▶ _DATA PROVIDED_:
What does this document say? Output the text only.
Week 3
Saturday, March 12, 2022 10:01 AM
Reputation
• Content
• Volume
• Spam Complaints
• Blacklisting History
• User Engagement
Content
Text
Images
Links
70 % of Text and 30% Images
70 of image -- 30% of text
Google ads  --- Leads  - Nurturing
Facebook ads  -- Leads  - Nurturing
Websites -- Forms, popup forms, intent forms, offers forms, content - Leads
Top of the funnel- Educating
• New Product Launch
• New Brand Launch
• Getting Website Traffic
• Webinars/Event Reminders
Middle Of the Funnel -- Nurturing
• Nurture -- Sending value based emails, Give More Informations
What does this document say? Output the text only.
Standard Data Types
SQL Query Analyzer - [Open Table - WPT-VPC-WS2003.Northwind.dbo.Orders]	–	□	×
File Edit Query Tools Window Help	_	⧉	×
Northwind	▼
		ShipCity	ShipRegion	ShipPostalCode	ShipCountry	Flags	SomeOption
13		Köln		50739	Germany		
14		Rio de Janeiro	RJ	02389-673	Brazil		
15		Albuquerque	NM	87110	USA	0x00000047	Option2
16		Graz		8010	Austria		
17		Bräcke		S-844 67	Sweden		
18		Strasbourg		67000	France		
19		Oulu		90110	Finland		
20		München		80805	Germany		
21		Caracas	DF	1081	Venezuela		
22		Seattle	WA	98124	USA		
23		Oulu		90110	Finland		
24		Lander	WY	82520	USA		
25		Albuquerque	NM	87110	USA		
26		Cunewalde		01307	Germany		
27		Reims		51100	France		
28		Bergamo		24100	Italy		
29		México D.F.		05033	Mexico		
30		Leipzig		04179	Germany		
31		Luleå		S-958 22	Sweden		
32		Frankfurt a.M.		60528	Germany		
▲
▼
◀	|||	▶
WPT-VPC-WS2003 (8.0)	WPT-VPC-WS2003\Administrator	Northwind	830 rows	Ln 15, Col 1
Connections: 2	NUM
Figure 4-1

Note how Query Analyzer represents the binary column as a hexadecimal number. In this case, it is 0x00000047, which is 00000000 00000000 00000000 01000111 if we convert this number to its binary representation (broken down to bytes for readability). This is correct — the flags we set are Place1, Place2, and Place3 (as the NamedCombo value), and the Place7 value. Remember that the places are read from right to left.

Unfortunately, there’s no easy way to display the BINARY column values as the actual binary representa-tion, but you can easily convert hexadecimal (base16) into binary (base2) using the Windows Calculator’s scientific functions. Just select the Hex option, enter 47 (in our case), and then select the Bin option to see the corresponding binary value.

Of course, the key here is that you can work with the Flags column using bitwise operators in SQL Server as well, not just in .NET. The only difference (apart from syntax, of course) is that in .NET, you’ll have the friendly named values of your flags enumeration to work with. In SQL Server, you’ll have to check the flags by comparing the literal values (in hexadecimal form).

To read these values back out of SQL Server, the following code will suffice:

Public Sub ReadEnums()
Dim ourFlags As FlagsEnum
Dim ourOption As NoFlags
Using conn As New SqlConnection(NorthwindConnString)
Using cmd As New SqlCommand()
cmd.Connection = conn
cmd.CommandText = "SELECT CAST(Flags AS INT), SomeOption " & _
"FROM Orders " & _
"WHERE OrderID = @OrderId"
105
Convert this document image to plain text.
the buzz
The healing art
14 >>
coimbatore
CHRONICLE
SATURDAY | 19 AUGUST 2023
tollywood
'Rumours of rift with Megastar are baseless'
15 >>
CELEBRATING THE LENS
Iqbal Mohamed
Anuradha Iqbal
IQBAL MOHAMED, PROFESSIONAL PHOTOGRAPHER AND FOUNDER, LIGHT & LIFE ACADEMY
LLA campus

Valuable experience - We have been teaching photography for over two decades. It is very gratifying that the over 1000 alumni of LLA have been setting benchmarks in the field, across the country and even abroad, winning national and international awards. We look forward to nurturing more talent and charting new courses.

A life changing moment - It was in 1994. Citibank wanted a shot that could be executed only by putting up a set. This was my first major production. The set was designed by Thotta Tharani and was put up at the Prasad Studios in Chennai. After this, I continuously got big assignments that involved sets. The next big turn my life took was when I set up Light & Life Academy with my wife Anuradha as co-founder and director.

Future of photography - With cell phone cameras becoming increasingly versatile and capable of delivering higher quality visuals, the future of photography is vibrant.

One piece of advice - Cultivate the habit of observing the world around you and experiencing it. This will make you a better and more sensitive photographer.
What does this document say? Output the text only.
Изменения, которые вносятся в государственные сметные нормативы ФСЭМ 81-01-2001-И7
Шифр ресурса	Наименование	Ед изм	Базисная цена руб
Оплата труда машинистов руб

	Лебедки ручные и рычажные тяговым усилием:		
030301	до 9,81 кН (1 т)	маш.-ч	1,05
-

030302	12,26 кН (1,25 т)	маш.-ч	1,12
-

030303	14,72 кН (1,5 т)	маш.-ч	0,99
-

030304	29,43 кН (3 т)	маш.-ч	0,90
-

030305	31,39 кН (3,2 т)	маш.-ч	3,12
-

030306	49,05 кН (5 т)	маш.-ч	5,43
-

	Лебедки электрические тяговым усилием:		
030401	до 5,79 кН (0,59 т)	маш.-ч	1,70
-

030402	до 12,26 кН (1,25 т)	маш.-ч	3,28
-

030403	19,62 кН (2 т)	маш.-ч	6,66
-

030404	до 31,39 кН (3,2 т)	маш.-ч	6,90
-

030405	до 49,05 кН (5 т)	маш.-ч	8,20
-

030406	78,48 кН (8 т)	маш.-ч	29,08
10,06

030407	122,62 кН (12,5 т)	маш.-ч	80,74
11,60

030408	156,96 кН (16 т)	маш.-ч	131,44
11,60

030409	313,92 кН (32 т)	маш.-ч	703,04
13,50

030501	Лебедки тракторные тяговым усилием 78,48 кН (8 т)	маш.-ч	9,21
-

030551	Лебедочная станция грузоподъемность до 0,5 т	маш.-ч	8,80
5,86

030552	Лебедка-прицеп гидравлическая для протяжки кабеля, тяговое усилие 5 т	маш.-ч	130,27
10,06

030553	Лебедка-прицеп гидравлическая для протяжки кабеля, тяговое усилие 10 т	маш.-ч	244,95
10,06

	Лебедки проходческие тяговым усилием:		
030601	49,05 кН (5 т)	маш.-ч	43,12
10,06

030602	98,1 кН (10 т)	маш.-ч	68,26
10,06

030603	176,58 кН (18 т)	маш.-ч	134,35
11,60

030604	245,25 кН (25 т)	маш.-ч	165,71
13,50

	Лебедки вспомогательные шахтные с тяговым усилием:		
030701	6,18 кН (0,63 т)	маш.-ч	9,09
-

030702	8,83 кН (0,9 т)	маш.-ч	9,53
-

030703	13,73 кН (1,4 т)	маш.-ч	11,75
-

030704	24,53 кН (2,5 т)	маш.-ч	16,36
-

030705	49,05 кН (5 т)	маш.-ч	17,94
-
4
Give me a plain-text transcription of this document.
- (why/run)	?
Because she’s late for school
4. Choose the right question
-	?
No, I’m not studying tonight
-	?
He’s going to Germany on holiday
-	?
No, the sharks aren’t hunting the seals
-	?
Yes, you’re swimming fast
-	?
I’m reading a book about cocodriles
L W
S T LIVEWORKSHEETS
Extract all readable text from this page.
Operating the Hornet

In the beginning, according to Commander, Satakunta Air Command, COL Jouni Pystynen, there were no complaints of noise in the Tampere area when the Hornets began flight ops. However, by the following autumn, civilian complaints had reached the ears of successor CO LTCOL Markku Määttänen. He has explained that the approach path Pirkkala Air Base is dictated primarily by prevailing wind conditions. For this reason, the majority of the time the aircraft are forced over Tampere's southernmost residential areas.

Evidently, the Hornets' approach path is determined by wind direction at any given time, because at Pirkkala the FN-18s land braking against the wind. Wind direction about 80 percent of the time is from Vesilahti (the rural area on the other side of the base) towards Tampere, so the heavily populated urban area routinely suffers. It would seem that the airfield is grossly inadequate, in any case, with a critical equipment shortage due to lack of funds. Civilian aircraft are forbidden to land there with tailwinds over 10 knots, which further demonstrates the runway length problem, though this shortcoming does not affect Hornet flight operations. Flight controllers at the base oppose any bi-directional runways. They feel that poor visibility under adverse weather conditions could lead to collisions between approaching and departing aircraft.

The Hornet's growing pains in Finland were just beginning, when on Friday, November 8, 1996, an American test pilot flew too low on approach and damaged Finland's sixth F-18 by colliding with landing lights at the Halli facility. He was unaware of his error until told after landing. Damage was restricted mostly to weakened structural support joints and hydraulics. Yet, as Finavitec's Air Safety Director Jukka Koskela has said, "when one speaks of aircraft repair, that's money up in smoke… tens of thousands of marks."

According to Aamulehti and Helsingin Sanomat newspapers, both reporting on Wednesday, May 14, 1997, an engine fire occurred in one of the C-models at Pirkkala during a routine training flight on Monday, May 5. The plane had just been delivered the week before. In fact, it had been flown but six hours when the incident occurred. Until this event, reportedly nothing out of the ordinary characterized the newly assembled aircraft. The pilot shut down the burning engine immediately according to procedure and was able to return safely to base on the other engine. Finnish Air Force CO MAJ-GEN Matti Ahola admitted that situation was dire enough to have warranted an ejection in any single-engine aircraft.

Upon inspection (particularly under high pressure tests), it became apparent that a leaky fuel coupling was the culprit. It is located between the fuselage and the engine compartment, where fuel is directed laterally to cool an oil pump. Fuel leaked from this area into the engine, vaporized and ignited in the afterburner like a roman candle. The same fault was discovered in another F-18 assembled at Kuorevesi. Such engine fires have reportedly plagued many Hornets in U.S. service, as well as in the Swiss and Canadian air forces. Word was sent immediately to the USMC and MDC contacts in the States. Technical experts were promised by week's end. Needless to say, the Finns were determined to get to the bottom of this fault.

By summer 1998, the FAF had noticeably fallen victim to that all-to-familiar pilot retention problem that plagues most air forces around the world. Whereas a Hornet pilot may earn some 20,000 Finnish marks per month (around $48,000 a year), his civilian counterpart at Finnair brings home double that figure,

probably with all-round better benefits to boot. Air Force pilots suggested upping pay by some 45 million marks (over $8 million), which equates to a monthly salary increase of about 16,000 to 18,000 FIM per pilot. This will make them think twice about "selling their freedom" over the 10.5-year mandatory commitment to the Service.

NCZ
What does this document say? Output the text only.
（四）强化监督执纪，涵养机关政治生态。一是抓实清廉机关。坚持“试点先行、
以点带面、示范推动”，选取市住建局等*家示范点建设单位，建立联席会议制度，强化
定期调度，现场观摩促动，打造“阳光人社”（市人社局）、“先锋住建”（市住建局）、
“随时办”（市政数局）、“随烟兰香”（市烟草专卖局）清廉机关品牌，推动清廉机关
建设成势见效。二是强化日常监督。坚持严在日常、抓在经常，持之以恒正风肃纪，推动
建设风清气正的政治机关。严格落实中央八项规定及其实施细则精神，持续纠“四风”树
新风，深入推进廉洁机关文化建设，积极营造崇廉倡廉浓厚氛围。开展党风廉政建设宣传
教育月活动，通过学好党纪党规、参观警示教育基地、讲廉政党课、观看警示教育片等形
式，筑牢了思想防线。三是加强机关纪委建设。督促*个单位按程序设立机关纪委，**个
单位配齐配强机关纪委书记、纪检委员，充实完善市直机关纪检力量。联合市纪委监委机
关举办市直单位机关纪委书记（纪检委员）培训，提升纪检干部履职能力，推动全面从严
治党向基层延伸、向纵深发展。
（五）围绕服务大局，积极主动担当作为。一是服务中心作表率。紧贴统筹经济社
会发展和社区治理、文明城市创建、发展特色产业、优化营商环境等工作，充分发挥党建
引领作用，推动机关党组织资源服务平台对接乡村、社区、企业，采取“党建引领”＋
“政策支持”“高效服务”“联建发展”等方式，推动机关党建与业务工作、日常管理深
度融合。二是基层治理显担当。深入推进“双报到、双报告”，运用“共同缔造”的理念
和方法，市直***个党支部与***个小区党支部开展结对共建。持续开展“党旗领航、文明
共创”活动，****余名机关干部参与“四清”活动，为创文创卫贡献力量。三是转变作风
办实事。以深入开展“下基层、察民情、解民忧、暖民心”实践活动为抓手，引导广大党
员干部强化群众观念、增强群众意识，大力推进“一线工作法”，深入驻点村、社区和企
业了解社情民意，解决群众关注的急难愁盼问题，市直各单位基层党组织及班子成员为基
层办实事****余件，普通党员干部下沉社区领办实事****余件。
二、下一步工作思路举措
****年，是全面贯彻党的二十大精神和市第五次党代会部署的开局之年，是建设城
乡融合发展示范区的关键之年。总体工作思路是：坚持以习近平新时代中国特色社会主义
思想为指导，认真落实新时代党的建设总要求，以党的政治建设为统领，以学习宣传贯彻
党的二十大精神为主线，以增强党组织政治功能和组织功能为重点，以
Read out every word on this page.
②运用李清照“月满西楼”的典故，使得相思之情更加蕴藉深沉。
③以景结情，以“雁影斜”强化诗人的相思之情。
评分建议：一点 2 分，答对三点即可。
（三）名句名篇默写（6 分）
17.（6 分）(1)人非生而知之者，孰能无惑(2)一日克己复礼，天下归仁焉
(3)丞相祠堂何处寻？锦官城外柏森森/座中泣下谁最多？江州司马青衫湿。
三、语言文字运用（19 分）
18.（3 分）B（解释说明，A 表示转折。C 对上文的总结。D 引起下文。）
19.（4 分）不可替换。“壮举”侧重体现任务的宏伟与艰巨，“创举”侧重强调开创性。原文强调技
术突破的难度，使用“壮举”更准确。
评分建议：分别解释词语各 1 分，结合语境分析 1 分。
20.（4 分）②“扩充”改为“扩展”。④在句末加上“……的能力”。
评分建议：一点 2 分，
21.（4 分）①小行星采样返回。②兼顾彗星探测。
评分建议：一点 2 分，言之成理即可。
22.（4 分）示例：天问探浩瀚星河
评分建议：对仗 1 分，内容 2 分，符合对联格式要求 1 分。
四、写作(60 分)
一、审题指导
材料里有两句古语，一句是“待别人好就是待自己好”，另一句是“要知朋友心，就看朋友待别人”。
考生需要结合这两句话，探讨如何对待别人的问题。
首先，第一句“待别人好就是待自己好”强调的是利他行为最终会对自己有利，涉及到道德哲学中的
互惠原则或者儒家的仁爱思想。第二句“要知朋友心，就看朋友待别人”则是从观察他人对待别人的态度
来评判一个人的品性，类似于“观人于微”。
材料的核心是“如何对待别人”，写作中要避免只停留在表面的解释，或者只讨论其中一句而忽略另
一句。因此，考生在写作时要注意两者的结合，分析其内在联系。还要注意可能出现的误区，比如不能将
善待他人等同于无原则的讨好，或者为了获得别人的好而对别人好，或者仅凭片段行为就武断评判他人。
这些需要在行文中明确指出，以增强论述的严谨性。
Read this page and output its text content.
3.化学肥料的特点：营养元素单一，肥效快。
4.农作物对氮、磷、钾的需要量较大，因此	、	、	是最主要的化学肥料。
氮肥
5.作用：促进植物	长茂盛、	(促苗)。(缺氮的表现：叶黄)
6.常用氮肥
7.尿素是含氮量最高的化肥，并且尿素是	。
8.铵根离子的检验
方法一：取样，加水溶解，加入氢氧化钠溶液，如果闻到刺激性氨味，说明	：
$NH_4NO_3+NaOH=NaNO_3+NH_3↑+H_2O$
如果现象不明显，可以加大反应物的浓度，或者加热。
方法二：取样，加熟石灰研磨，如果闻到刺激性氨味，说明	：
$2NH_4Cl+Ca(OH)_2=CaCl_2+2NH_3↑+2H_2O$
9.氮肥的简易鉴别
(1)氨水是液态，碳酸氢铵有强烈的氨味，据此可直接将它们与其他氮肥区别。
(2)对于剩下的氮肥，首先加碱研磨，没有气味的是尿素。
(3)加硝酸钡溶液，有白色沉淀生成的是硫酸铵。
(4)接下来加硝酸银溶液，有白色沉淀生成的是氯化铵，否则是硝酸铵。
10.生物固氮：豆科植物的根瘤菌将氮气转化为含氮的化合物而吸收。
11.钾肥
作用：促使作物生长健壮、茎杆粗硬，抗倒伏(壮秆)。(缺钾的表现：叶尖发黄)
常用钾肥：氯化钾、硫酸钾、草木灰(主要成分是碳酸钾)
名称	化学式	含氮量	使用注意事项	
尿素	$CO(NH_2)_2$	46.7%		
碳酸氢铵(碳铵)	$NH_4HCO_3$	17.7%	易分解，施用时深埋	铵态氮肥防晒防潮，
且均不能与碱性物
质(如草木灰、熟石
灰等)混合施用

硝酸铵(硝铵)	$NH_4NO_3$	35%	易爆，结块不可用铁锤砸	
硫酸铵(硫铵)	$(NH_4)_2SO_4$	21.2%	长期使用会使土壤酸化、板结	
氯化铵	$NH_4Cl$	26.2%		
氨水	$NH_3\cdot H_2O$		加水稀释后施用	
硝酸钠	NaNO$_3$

▶ _WHAT TO WORK ON_: From the records above, copy every line that holds the word "values".

▶ _EXERCISE ANSWER_:
Unfortunately, there’s no easy way to display the BINARY column values as the actual binary representa-tion, but you can easily convert hexadecimal (base16) into binary (base2) using the Windows Calculator’s scientific functions. Just select the Hex option, enter 47 (in our case), and then select the Bin option to see the corresponding binary value.
Of course, the key here is that you can work with the Flags column using bitwise operators in SQL Server as well, not just in .NET. The only difference (apart from syntax, of course) is that in .NET, you’ll have the friendly named values of your flags enumeration to work with. In SQL Server, you’ll have to check the flags by comparing the literal values (in hexadecimal form).
To read these values back out of SQL Server, the following code will suffice:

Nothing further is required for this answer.